Task objective -> Extract the complete listing and output it unchanged.

Stored data ->
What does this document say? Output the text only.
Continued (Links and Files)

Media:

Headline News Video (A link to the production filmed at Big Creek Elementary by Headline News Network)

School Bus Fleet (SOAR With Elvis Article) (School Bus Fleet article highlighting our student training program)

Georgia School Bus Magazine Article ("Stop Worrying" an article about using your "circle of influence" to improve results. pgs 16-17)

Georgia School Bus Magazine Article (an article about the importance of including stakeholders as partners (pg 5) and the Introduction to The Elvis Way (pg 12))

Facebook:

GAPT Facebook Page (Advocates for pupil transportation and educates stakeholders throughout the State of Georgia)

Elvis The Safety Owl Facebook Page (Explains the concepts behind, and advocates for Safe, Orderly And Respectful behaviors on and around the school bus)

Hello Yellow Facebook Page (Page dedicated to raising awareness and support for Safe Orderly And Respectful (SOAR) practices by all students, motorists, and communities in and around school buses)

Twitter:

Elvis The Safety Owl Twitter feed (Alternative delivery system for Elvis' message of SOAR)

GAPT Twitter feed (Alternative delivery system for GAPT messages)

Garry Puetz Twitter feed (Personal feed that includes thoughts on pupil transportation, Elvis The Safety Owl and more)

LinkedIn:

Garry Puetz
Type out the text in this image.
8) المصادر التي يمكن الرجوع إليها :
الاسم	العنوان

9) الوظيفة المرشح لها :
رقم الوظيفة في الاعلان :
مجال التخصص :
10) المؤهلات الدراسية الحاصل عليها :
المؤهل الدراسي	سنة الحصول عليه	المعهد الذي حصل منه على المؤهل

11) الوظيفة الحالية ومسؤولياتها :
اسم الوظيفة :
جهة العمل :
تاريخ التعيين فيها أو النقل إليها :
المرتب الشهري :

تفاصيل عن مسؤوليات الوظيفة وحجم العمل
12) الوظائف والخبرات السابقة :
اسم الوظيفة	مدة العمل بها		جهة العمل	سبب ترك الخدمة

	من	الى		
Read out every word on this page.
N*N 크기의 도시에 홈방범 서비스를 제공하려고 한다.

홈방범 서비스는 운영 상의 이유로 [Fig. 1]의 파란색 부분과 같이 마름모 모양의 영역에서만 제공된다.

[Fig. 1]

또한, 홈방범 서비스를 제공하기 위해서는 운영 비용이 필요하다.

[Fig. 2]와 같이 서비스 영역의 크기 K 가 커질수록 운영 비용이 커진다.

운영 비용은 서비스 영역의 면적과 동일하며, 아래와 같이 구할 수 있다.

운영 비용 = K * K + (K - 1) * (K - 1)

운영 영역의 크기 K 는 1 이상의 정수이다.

Answer for the task ->
What does this document say? Output the text only.
Continued (Links and Files)

Media:

Headline News Video (A link to the production filmed at Big Creek Elementary by Headline News Network)

School Bus Fleet (SOAR With Elvis Article) (School Bus Fleet article highlighting our student training program)

Georgia School Bus Magazine Article ("Stop Worrying" an article about using your "circle of influence" to improve results. pgs 16-17)

Georgia School Bus Magazine Article (an article about the importance of including stakeholders as partners (pg 5) and the Introduction to The Elvis Way (pg 12))

Facebook:

GAPT Facebook Page (Advocates for pupil transportation and educates stakeholders throughout the State of Georgia)

Elvis The Safety Owl Facebook Page (Explains the concepts behind, and advocates for Safe, Orderly And Respectful behaviors on and around the school bus)

Hello Yellow Facebook Page (Page dedicated to raising awareness and support for Safe Orderly And Respectful (SOAR) practices by all students, motorists, and communities in and around school buses)

Twitter:

Elvis The Safety Owl Twitter feed (Alternative delivery system for Elvis' message of SOAR)

GAPT Twitter feed (Alternative delivery system for GAPT messages)

Garry Puetz Twitter feed (Personal feed that includes thoughts on pupil transportation, Elvis The Safety Owl and more)

LinkedIn:

Garry Puetz
Type out the text in this image.
8) المصادر التي يمكن الرجوع إليها :
الاسم	العنوان

9) الوظيفة المرشح لها :
رقم الوظيفة في الاعلان :
مجال التخصص :
10) المؤهلات الدراسية الحاصل عليها :
المؤهل الدراسي	سنة الحصول عليه	المعهد الذي حصل منه على المؤهل

11) الوظيفة الحالية ومسؤولياتها :
اسم الوظيفة :
جهة العمل :
تاريخ التعيين فيها أو النقل إليها :
المرتب الشهري :

تفاصيل عن مسؤوليات الوظيفة وحجم العمل
12) الوظائف والخبرات السابقة :
اسم الوظيفة	مدة العمل بها		جهة العمل	سبب ترك الخدمة

	من	الى		
Read out every word on this page.
N*N 크기의 도시에 홈방범 서비스를 제공하려고 한다.

홈방범 서비스는 운영 상의 이유로 [Fig. 1]의 파란색 부분과 같이 마름모 모양의 영역에서만 제공된다.

[Fig. 1]

또한, 홈방범 서비스를 제공하기 위해서는 운영 비용이 필요하다.

[Fig. 2]와 같이 서비스 영역의 크기 K 가 커질수록 운영 비용이 커진다.

운영 비용은 서비스 영역의 면적과 동일하며, 아래와 같이 구할 수 있다.

운영 비용 = K * K + (K - 1) * (K - 1)

운영 영역의 크기 K 는 1 이상의 정수이다.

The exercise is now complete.